# What to do
Carry none of the pictures over; set down the material below exactly.

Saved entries

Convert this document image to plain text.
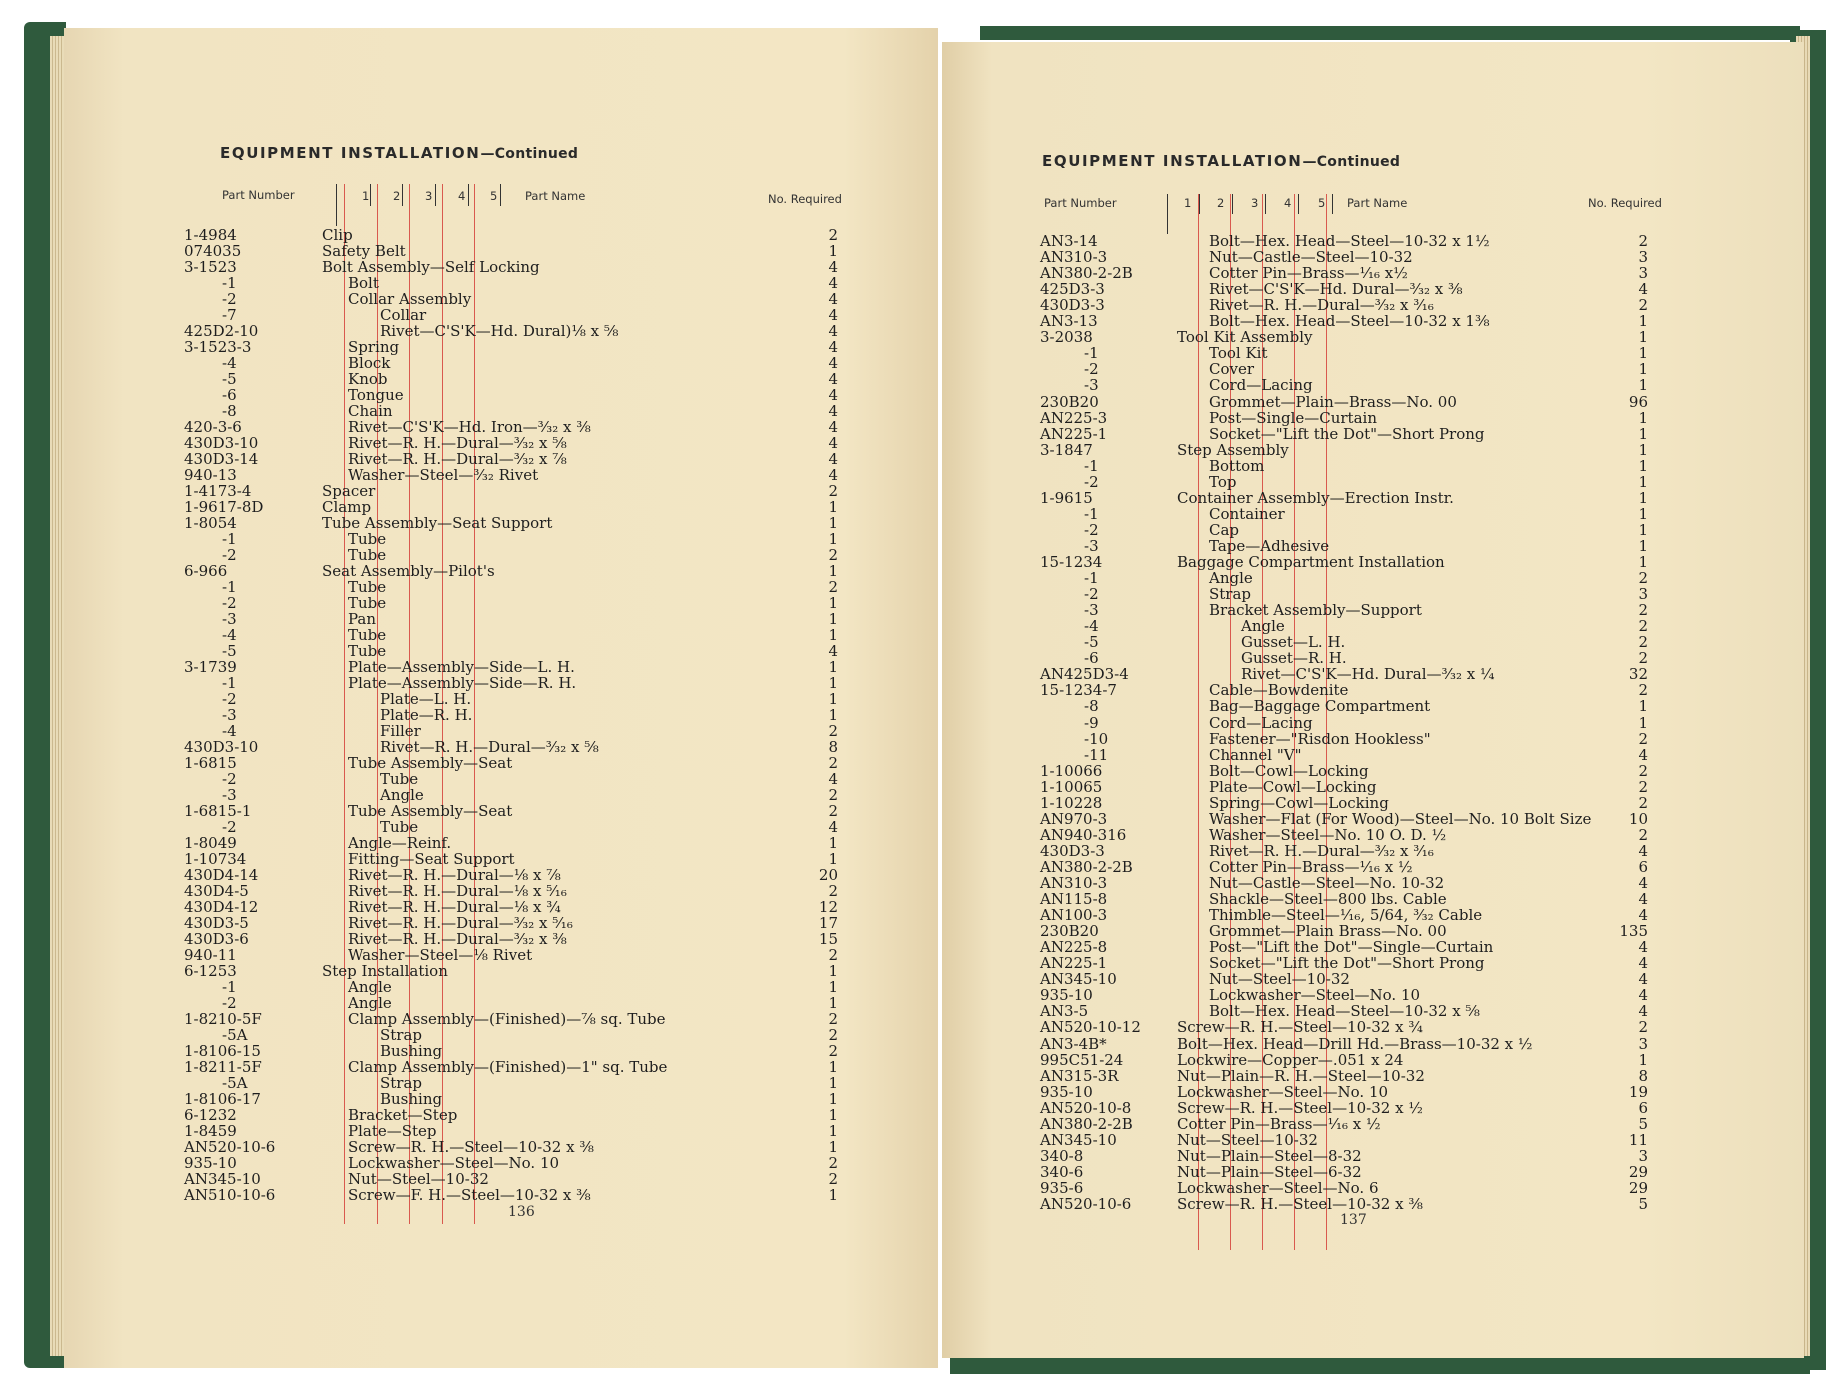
EQUIPMENT INSTALLATION—Continued
Part Number	1 2 3 4 5 Part Name	No. Required
1-4984	Clip	2
074035	Safety Belt	1
3-1523	Bolt Assembly—Self Locking	4
-1	Bolt	4
-2	Collar Assembly	4
-7	Collar	4
425D2-10	Rivet—C'S'K—Hd. Dural)⅛ x ⅝	4
3-1523-3	Spring	4
-4	Block	4
-5	Knob	4
-6	Tongue	4
-8	Chain	4
420-3-6	Rivet—C'S'K—Hd. Iron—³⁄₃₂ x ⅜	4
430D3-10	Rivet—R. H.—Dural—³⁄₃₂ x ⅝	4
430D3-14	Rivet—R. H.—Dural—³⁄₃₂ x ⅞	4
940-13	Washer—Steel—³⁄₃₂ Rivet	4
1-4173-4	Spacer	2
1-9617-8D	Clamp	1
1-8054	Tube Assembly—Seat Support	1
-1	Tube	1
-2	Tube	2
6-966	Seat Assembly—Pilot's	1
-1	Tube	2
-2	Tube	1
-3	Pan	1
-4	Tube	1
-5	Tube	4
3-1739	Plate—Assembly—Side—L. H.	1
-1	Plate—Assembly—Side—R. H.	1
-2	Plate—L. H.	1
-3	Plate—R. H.	1
-4	Filler	2
430D3-10	Rivet—R. H.—Dural—³⁄₃₂ x ⅝	8
1-6815	Tube Assembly—Seat	2
-2	Tube	4
-3	Angle	2
1-6815-1	Tube Assembly—Seat	2
-2	Tube	4
1-8049	Angle—Reinf.	1
1-10734	Fitting—Seat Support	1
430D4-14	Rivet—R. H.—Dural—⅛ x ⅞	20
430D4-5	Rivet—R. H.—Dural—⅛ x ⁵⁄₁₆	2
430D4-12	Rivet—R. H.—Dural—⅛ x ¾	12
430D3-5	Rivet—R. H.—Dural—³⁄₃₂ x ⁵⁄₁₆	17
430D3-6	Rivet—R. H.—Dural—³⁄₃₂ x ⅜	15
940-11	Washer—Steel—⅛ Rivet	2
6-1253	Step Installation	1
-1	Angle	1
-2	Angle	1
1-8210-5F	Clamp Assembly—(Finished)—⅞ sq. Tube	2
-5A	Strap	2
1-8106-15	Bushing	2
1-8211-5F	Clamp Assembly—(Finished)—1" sq. Tube	1
-5A	Strap	1
1-8106-17	Bushing	1
6-1232	Bracket—Step	1
1-8459	Plate—Step	1
AN520-10-6	Screw—R. H.—Steel—10-32 x ⅜	1
935-10	Lockwasher—Steel—No. 10	2
AN345-10	Nut—Steel—10-32	2
AN510-10-6	Screw—F. H.—Steel—10-32 x ⅜	1
136
EQUIPMENT INSTALLATION—Continued
Part Number	1 2 3 4 5 Part Name	No. Required
AN3-14	Bolt—Hex. Head—Steel—10-32 x 1½	2
AN310-3	Nut—Castle—Steel—10-32	3
AN380-2-2B	Cotter Pin—Brass—⅟₁₆ x½	3
425D3-3	Rivet—C'S'K—Hd. Dural—³⁄₃₂ x ⅜	4
430D3-3	Rivet—R. H.—Dural—³⁄₃₂ x ³⁄₁₆	2
AN3-13	Bolt—Hex. Head—Steel—10-32 x 1⅜	1
3-2038	Tool Kit Assembly	1
-1	Tool Kit	1
-2	Cover	1
-3	Cord—Lacing	1
230B20	Grommet—Plain—Brass—No. 00	96
AN225-3	Post—Single—Curtain	1
AN225-1	Socket—"Lift the Dot"—Short Prong	1
3-1847	Step Assembly	1
-1	Bottom	1
-2	Top	1
1-9615	Container Assembly—Erection Instr.	1
-1	Container	1
-2	Cap	1
-3	Tape—Adhesive	1
15-1234	Baggage Compartment Installation	1
-1	Angle	2
-2	Strap	3
-3	Bracket Assembly—Support	2
-4	Angle	2
-5	Gusset—L. H.	2
-6	Gusset—R. H.	2
AN425D3-4	Rivet—C'S'K—Hd. Dural—³⁄₃₂ x ¼	32
15-1234-7	Cable—Bowdenite	2
-8	Bag—Baggage Compartment	1
-9	Cord—Lacing	1
-10	Fastener—"Risdon Hookless"	2
-11	Channel "V"	4
1-10066	Bolt—Cowl—Locking	2
1-10065	Plate—Cowl—Locking	2
1-10228	Spring—Cowl—Locking	2
AN970-3	Washer—Flat (For Wood)—Steel—No. 10 Bolt Size	10
AN940-316	Washer—Steel—No. 10 O. D. ½	2
430D3-3	Rivet—R. H.—Dural—³⁄₃₂ x ³⁄₁₆	4
AN380-2-2B	Cotter Pin—Brass—⅟₁₆ x ½	6
AN310-3	Nut—Castle—Steel—No. 10-32	4
AN115-8	Shackle—Steel—800 lbs. Cable	4
AN100-3	Thimble—Steel—⅟₁₆, 5/64, ³⁄₃₂ Cable	4
230B20	Grommet—Plain Brass—No. 00	135
AN225-8	Post—"Lift the Dot"—Single—Curtain	4
AN225-1	Socket—"Lift the Dot"—Short Prong	4
AN345-10	Nut—Steel—10-32	4
935-10	Lockwasher—Steel—No. 10	4
AN3-5	Bolt—Hex. Head—Steel—10-32 x ⅝	4
AN520-10-12 Screw—R. H.—Steel—10-32 x ¾	2
AN3-4B*	Bolt—Hex. Head—Drill Hd.—Brass—10-32 x ½	3
995C51-24	Lockwire—Copper—.051 x 24	1
AN315-3R	Nut—Plain—R. H.—Steel—10-32	8
935-10	Lockwasher—Steel—No. 10	19
AN520-10-8	Screw—R. H.—Steel—10-32 x ½	6
AN380-2-2B	Cotter Pin—Brass—⅟₁₆ x ½	5
AN345-10	Nut—Steel—10-32	11
340-8	Nut—Plain—Steel—8-32	3
340-6	Nut—Plain—Steel—6-32	29
935-6	Lockwasher—Steel—No. 6	29
AN520-10-6	Screw—R. H.—Steel—10-32 x ⅜	5
137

# Correct response
Convert this document image to plain text.
EQUIPMENT INSTALLATION—Continued
Part Number	1 2 3 4 5 Part Name	No. Required
1-4984	Clip	2
074035	Safety Belt	1
3-1523	Bolt Assembly—Self Locking	4
-1	Bolt	4
-2	Collar Assembly	4
-7	Collar	4
425D2-10	Rivet—C'S'K—Hd. Dural)⅛ x ⅝	4
3-1523-3	Spring	4
-4	Block	4
-5	Knob	4
-6	Tongue	4
-8	Chain	4
420-3-6	Rivet—C'S'K—Hd. Iron—³⁄₃₂ x ⅜	4
430D3-10	Rivet—R. H.—Dural—³⁄₃₂ x ⅝	4
430D3-14	Rivet—R. H.—Dural—³⁄₃₂ x ⅞	4
940-13	Washer—Steel—³⁄₃₂ Rivet	4
1-4173-4	Spacer	2
1-9617-8D	Clamp	1
1-8054	Tube Assembly—Seat Support	1
-1	Tube	1
-2	Tube	2
6-966	Seat Assembly—Pilot's	1
-1	Tube	2
-2	Tube	1
-3	Pan	1
-4	Tube	1
-5	Tube	4
3-1739	Plate—Assembly—Side—L. H.	1
-1	Plate—Assembly—Side—R. H.	1
-2	Plate—L. H.	1
-3	Plate—R. H.	1
-4	Filler	2
430D3-10	Rivet—R. H.—Dural—³⁄₃₂ x ⅝	8
1-6815	Tube Assembly—Seat	2
-2	Tube	4
-3	Angle	2
1-6815-1	Tube Assembly—Seat	2
-2	Tube	4
1-8049	Angle—Reinf.	1
1-10734	Fitting—Seat Support	1
430D4-14	Rivet—R. H.—Dural—⅛ x ⅞	20
430D4-5	Rivet—R. H.—Dural—⅛ x ⁵⁄₁₆	2
430D4-12	Rivet—R. H.—Dural—⅛ x ¾	12
430D3-5	Rivet—R. H.—Dural—³⁄₃₂ x ⁵⁄₁₆	17
430D3-6	Rivet—R. H.—Dural—³⁄₃₂ x ⅜	15
940-11	Washer—Steel—⅛ Rivet	2
6-1253	Step Installation	1
-1	Angle	1
-2	Angle	1
1-8210-5F	Clamp Assembly—(Finished)—⅞ sq. Tube	2
-5A	Strap	2
1-8106-15	Bushing	2
1-8211-5F	Clamp Assembly—(Finished)—1" sq. Tube	1
-5A	Strap	1
1-8106-17	Bushing	1
6-1232	Bracket—Step	1
1-8459	Plate—Step	1
AN520-10-6	Screw—R. H.—Steel—10-32 x ⅜	1
935-10	Lockwasher—Steel—No. 10	2
AN345-10	Nut—Steel—10-32	2
AN510-10-6	Screw—F. H.—Steel—10-32 x ⅜	1
136
EQUIPMENT INSTALLATION—Continued
Part Number	1 2 3 4 5 Part Name	No. Required
AN3-14	Bolt—Hex. Head—Steel—10-32 x 1½	2
AN310-3	Nut—Castle—Steel—10-32	3
AN380-2-2B	Cotter Pin—Brass—⅟₁₆ x½	3
425D3-3	Rivet—C'S'K—Hd. Dural—³⁄₃₂ x ⅜	4
430D3-3	Rivet—R. H.—Dural—³⁄₃₂ x ³⁄₁₆	2
AN3-13	Bolt—Hex. Head—Steel—10-32 x 1⅜	1
3-2038	Tool Kit Assembly	1
-1	Tool Kit	1
-2	Cover	1
-3	Cord—Lacing	1
230B20	Grommet—Plain—Brass—No. 00	96
AN225-3	Post—Single—Curtain	1
AN225-1	Socket—"Lift the Dot"—Short Prong	1
3-1847	Step Assembly	1
-1	Bottom	1
-2	Top	1
1-9615	Container Assembly—Erection Instr.	1
-1	Container	1
-2	Cap	1
-3	Tape—Adhesive	1
15-1234	Baggage Compartment Installation	1
-1	Angle	2
-2	Strap	3
-3	Bracket Assembly—Support	2
-4	Angle	2
-5	Gusset—L. H.	2
-6	Gusset—R. H.	2
AN425D3-4	Rivet—C'S'K—Hd. Dural—³⁄₃₂ x ¼	32
15-1234-7	Cable—Bowdenite	2
-8	Bag—Baggage Compartment	1
-9	Cord—Lacing	1
-10	Fastener—"Risdon Hookless"	2
-11	Channel "V"	4
1-10066	Bolt—Cowl—Locking	2
1-10065	Plate—Cowl—Locking	2
1-10228	Spring—Cowl—Locking	2
AN970-3	Washer—Flat (For Wood)—Steel—No. 10 Bolt Size	10
AN940-316	Washer—Steel—No. 10 O. D. ½	2
430D3-3	Rivet—R. H.—Dural—³⁄₃₂ x ³⁄₁₆	4
AN380-2-2B	Cotter Pin—Brass—⅟₁₆ x ½	6
AN310-3	Nut—Castle—Steel—No. 10-32	4
AN115-8	Shackle—Steel—800 lbs. Cable	4
AN100-3	Thimble—Steel—⅟₁₆, 5/64, ³⁄₃₂ Cable	4
230B20	Grommet—Plain Brass—No. 00	135
AN225-8	Post—"Lift the Dot"—Single—Curtain	4
AN225-1	Socket—"Lift the Dot"—Short Prong	4
AN345-10	Nut—Steel—10-32	4
935-10	Lockwasher—Steel—No. 10	4
AN3-5	Bolt—Hex. Head—Steel—10-32 x ⅝	4
AN520-10-12 Screw—R. H.—Steel—10-32 x ¾	2
AN3-4B*	Bolt—Hex. Head—Drill Hd.—Brass—10-32 x ½	3
995C51-24	Lockwire—Copper—.051 x 24	1
AN315-3R	Nut—Plain—R. H.—Steel—10-32	8
935-10	Lockwasher—Steel—No. 10	19
AN520-10-8	Screw—R. H.—Steel—10-32 x ½	6
AN380-2-2B	Cotter Pin—Brass—⅟₁₆ x ½	5
AN345-10	Nut—Steel—10-32	11
340-8	Nut—Plain—Steel—8-32	3
340-6	Nut—Plain—Steel—6-32	29
935-6	Lockwasher—Steel—No. 6	29
AN520-10-6	Screw—R. H.—Steel—10-32 x ⅜	5
137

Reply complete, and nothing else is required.